__WRITTEN PROBLEM__
Reproduce all records exactly.

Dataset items
════════════════════

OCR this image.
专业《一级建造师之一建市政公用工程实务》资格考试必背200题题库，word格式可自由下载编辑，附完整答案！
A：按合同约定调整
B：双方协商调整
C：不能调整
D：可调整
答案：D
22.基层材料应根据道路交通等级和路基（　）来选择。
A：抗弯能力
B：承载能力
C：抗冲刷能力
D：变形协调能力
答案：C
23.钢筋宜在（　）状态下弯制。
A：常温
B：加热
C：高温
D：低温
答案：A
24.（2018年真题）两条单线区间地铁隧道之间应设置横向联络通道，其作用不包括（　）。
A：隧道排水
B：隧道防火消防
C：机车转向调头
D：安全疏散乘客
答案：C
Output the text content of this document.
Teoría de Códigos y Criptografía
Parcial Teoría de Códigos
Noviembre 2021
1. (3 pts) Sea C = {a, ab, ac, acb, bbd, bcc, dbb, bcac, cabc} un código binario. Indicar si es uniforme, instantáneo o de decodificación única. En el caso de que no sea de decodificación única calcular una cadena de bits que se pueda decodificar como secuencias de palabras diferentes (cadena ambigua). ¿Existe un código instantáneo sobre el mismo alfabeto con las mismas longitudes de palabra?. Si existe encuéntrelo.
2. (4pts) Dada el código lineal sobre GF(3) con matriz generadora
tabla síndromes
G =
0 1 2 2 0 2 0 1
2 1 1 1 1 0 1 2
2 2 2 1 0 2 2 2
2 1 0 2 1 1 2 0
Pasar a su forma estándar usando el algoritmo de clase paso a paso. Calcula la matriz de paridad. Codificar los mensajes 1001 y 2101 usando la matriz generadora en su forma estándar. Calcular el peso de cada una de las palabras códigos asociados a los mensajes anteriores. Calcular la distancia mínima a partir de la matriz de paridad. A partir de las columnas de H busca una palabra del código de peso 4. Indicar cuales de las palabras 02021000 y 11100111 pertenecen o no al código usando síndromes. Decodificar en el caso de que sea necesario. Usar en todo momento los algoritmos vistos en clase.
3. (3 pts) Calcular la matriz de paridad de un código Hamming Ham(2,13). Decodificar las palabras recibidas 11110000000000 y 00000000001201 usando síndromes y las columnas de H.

════════════════════

__FULL SOLUTION__
OCR this image.
专业《一级建造师之一建市政公用工程实务》资格考试必背200题题库，word格式可自由下载编辑，附完整答案！
A：按合同约定调整
B：双方协商调整
C：不能调整
D：可调整
答案：D
22.基层材料应根据道路交通等级和路基（　）来选择。
A：抗弯能力
B：承载能力
C：抗冲刷能力
D：变形协调能力
答案：C
23.钢筋宜在（　）状态下弯制。
A：常温
B：加热
C：高温
D：低温
答案：A
24.（2018年真题）两条单线区间地铁隧道之间应设置横向联络通道，其作用不包括（　）。
A：隧道排水
B：隧道防火消防
C：机车转向调头
D：安全疏散乘客
答案：C
Output the text content of this document.
Teoría de Códigos y Criptografía
Parcial Teoría de Códigos
Noviembre 2021
1. (3 pts) Sea C = {a, ab, ac, acb, bbd, bcc, dbb, bcac, cabc} un código binario. Indicar si es uniforme, instantáneo o de decodificación única. En el caso de que no sea de decodificación única calcular una cadena de bits que se pueda decodificar como secuencias de palabras diferentes (cadena ambigua). ¿Existe un código instantáneo sobre el mismo alfabeto con las mismas longitudes de palabra?. Si existe encuéntrelo.
2. (4pts) Dada el código lineal sobre GF(3) con matriz generadora
tabla síndromes
G =
0 1 2 2 0 2 0 1
2 1 1 1 1 0 1 2
2 2 2 1 0 2 2 2
2 1 0 2 1 1 2 0
Pasar a su forma estándar usando el algoritmo de clase paso a paso. Calcula la matriz de paridad. Codificar los mensajes 1001 y 2101 usando la matriz generadora en su forma estándar. Calcular el peso de cada una de las palabras códigos asociados a los mensajes anteriores. Calcular la distancia mínima a partir de la matriz de paridad. A partir de las columnas de H busca una palabra del código de peso 4. Indicar cuales de las palabras 02021000 y 11100111 pertenecen o no al código usando síndromes. Decodificar en el caso de que sea necesario. Usar en todo momento los algoritmos vistos en clase.
3. (3 pts) Calcular la matriz de paridad de un código Hamming Ham(2,13). Decodificar las palabras recibidas 11110000000000 y 00000000001201 usando síndromes y las columnas de H.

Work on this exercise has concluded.